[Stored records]
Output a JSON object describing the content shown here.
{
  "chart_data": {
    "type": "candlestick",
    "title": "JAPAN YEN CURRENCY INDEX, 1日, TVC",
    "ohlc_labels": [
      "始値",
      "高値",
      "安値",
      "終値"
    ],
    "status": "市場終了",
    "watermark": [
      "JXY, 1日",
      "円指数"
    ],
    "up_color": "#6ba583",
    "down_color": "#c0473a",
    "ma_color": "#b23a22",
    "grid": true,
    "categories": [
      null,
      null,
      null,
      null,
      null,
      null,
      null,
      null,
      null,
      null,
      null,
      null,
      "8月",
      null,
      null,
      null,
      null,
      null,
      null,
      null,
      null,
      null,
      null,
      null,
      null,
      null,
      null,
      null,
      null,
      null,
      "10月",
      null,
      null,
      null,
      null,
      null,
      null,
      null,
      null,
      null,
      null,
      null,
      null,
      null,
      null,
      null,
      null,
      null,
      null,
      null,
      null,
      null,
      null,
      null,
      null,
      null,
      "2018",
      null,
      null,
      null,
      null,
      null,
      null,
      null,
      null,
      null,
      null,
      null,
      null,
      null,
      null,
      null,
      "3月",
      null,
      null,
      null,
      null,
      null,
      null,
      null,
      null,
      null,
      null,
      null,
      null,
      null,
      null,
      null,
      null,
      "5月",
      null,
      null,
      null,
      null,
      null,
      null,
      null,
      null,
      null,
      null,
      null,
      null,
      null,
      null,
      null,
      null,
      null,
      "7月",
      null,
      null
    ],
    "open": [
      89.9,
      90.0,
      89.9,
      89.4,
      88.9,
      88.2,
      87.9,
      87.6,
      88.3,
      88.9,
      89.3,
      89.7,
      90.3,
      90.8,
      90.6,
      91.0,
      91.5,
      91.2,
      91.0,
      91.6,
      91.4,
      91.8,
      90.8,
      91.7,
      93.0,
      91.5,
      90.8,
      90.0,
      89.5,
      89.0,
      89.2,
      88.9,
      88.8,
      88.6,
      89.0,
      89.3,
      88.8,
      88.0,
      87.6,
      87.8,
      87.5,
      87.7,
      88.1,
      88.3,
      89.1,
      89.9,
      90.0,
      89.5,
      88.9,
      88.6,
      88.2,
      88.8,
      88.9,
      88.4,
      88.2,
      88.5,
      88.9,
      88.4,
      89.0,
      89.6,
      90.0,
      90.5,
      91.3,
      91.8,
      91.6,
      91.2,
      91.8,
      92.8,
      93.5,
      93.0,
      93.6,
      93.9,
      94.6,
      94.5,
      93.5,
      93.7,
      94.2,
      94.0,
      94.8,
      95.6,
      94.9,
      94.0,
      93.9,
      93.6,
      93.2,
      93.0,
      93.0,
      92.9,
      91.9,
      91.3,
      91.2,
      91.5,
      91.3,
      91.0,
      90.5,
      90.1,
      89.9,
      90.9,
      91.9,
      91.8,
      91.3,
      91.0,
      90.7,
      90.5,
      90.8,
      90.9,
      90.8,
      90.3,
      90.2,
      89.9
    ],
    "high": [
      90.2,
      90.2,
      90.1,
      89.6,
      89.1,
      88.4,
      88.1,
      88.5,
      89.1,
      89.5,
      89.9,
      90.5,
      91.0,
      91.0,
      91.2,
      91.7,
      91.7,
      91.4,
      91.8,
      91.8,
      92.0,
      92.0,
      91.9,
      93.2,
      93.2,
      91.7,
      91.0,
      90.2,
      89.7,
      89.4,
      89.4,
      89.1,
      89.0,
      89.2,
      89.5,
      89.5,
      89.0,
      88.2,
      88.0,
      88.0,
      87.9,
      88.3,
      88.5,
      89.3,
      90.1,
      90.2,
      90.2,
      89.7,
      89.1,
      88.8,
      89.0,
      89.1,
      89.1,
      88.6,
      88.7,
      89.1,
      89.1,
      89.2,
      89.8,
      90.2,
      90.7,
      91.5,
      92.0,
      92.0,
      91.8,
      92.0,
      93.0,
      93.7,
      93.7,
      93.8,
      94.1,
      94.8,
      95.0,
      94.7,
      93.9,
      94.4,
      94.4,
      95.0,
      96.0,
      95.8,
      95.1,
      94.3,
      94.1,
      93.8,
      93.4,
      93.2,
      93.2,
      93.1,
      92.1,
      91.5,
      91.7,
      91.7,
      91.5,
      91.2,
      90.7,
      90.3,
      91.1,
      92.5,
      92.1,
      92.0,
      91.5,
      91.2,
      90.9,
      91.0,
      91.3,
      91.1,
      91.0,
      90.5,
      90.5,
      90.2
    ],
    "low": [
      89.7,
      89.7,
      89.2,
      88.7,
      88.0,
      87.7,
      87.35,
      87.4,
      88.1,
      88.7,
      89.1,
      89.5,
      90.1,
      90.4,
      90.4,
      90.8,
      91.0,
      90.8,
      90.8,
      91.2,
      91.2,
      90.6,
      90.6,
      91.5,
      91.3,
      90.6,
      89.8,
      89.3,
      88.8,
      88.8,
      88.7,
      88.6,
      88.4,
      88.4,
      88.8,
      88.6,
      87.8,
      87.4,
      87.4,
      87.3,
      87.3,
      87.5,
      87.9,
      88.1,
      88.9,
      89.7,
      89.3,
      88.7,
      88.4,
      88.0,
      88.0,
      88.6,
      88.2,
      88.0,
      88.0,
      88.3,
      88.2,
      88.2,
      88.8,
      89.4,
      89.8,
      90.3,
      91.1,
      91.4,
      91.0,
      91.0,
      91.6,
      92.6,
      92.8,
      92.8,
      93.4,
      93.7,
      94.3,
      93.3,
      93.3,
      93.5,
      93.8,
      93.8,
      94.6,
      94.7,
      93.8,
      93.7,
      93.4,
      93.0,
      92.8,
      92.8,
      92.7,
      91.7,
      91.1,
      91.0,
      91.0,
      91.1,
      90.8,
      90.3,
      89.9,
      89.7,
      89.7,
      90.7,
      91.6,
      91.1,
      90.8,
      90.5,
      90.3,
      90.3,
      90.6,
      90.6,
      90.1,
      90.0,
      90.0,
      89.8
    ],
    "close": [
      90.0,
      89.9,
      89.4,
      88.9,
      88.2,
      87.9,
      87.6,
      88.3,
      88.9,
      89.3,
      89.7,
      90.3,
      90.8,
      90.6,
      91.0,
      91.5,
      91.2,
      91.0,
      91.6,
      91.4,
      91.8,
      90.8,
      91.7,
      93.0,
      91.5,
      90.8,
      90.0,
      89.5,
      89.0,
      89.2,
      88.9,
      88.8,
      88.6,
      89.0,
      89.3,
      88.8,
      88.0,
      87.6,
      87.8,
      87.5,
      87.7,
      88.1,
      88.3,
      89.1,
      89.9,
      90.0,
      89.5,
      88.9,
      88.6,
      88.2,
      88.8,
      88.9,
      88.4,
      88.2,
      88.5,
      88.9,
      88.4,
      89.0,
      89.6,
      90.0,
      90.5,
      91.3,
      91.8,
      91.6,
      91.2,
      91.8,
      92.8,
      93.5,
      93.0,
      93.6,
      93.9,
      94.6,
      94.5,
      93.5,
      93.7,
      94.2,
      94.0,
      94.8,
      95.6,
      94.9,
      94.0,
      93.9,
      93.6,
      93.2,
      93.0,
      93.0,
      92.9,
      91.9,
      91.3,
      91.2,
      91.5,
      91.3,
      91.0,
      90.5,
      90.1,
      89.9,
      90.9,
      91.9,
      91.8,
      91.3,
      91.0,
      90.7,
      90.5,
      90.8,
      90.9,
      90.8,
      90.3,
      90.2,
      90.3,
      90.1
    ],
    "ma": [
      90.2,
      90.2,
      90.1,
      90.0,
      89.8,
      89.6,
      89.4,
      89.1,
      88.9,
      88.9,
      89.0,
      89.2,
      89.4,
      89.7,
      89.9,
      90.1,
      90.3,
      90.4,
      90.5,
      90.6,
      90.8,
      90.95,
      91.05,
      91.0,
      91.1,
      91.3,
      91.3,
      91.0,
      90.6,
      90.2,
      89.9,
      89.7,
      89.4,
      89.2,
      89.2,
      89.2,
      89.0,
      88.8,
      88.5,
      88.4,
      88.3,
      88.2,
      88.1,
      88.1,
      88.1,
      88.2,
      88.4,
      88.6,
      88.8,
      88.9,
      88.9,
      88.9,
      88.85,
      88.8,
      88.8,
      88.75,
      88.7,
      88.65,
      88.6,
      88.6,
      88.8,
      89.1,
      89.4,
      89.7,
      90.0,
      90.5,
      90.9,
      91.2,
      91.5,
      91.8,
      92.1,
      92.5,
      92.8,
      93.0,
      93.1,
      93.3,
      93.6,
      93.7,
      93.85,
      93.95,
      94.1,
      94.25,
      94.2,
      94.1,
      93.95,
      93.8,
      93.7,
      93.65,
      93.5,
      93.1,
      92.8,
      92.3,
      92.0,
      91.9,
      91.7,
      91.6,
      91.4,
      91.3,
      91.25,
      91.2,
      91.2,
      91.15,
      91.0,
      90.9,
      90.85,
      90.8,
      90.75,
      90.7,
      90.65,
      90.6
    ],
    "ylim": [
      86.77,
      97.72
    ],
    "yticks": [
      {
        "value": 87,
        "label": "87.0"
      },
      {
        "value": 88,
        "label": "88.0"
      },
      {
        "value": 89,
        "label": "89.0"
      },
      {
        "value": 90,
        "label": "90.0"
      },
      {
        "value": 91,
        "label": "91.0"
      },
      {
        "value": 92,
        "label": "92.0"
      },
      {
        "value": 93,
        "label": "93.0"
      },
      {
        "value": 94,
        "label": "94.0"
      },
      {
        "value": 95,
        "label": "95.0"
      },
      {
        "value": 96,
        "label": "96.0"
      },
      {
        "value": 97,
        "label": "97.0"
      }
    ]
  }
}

- Description of the task:
State how many lines of the records above contain "value", with no words besides the number.

- Full response:
11